Items from a data source
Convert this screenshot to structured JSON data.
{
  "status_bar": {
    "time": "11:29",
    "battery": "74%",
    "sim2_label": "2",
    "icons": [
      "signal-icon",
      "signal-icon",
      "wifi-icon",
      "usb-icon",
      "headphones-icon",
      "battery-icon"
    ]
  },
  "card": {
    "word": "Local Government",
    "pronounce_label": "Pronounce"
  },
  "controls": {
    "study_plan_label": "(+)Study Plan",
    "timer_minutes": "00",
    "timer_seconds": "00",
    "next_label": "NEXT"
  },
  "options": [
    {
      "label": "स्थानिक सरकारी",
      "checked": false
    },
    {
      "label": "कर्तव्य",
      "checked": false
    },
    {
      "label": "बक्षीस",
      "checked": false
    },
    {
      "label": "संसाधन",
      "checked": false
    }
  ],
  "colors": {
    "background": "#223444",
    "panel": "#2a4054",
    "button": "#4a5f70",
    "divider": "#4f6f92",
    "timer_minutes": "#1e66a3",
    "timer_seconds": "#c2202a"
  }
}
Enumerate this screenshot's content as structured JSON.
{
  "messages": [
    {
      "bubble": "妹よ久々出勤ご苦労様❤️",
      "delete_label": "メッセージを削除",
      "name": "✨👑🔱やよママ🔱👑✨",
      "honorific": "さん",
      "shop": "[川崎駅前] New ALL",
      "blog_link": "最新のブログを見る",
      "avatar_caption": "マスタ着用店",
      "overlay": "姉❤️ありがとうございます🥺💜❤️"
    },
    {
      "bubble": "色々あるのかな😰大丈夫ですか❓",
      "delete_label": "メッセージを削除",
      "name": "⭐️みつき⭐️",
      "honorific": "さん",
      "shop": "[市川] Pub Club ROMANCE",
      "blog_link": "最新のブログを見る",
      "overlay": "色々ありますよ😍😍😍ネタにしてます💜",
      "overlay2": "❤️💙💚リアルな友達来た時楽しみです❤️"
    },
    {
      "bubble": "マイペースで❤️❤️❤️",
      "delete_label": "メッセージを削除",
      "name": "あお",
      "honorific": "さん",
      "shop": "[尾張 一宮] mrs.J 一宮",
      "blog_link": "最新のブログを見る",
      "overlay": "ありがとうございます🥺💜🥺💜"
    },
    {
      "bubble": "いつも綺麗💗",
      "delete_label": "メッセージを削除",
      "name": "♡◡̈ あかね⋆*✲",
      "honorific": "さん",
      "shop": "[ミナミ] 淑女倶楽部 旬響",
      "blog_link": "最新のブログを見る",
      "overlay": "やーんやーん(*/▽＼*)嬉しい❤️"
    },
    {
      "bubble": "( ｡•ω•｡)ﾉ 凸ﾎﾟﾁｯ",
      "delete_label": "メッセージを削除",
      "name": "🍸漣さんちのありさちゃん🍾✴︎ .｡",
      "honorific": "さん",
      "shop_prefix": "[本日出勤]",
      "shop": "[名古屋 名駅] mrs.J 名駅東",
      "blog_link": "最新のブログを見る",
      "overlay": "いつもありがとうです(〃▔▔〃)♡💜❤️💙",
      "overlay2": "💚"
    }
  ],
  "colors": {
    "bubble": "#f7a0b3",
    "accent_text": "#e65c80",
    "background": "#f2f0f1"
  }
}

#### [WORK REQUIRED]
Transcribe each entry precisely, missing none.

#### [SOLUTION TO THIS EXERCISE]
Convert this screenshot to structured JSON data.
{
  "status_bar": {
    "time": "11:29",
    "battery": "74%",
    "sim2_label": "2",
    "icons": [
      "signal-icon",
      "signal-icon",
      "wifi-icon",
      "usb-icon",
      "headphones-icon",
      "battery-icon"
    ]
  },
  "card": {
    "word": "Local Government",
    "pronounce_label": "Pronounce"
  },
  "controls": {
    "study_plan_label": "(+)Study Plan",
    "timer_minutes": "00",
    "timer_seconds": "00",
    "next_label": "NEXT"
  },
  "options": [
    {
      "label": "स्थानिक सरकारी",
      "checked": false
    },
    {
      "label": "कर्तव्य",
      "checked": false
    },
    {
      "label": "बक्षीस",
      "checked": false
    },
    {
      "label": "संसाधन",
      "checked": false
    }
  ],
  "colors": {
    "background": "#223444",
    "panel": "#2a4054",
    "button": "#4a5f70",
    "divider": "#4f6f92",
    "timer_minutes": "#1e66a3",
    "timer_seconds": "#c2202a"
  }
}
Enumerate this screenshot's content as structured JSON.
{
  "messages": [
    {
      "bubble": "妹よ久々出勤ご苦労様❤️",
      "delete_label": "メッセージを削除",
      "name": "✨👑🔱やよママ🔱👑✨",
      "honorific": "さん",
      "shop": "[川崎駅前] New ALL",
      "blog_link": "最新のブログを見る",
      "avatar_caption": "マスタ着用店",
      "overlay": "姉❤️ありがとうございます🥺💜❤️"
    },
    {
      "bubble": "色々あるのかな😰大丈夫ですか❓",
      "delete_label": "メッセージを削除",
      "name": "⭐️みつき⭐️",
      "honorific": "さん",
      "shop": "[市川] Pub Club ROMANCE",
      "blog_link": "最新のブログを見る",
      "overlay": "色々ありますよ😍😍😍ネタにしてます💜",
      "overlay2": "❤️💙💚リアルな友達来た時楽しみです❤️"
    },
    {
      "bubble": "マイペースで❤️❤️❤️",
      "delete_label": "メッセージを削除",
      "name": "あお",
      "honorific": "さん",
      "shop": "[尾張 一宮] mrs.J 一宮",
      "blog_link": "最新のブログを見る",
      "overlay": "ありがとうございます🥺💜🥺💜"
    },
    {
      "bubble": "いつも綺麗💗",
      "delete_label": "メッセージを削除",
      "name": "♡◡̈ あかね⋆*✲",
      "honorific": "さん",
      "shop": "[ミナミ] 淑女倶楽部 旬響",
      "blog_link": "最新のブログを見る",
      "overlay": "やーんやーん(*/▽＼*)嬉しい❤️"
    },
    {
      "bubble": "( ｡•ω•｡)ﾉ 凸ﾎﾟﾁｯ",
      "delete_label": "メッセージを削除",
      "name": "🍸漣さんちのありさちゃん🍾✴︎ .｡",
      "honorific": "さん",
      "shop_prefix": "[本日出勤]",
      "shop": "[名古屋 名駅] mrs.J 名駅東",
      "blog_link": "最新のブログを見る",
      "overlay": "いつもありがとうです(〃▔▔〃)♡💜❤️💙",
      "overlay2": "💚"
    }
  ],
  "colors": {
    "bubble": "#f7a0b3",
    "accent_text": "#e65c80",
    "background": "#f2f0f1"
  }
}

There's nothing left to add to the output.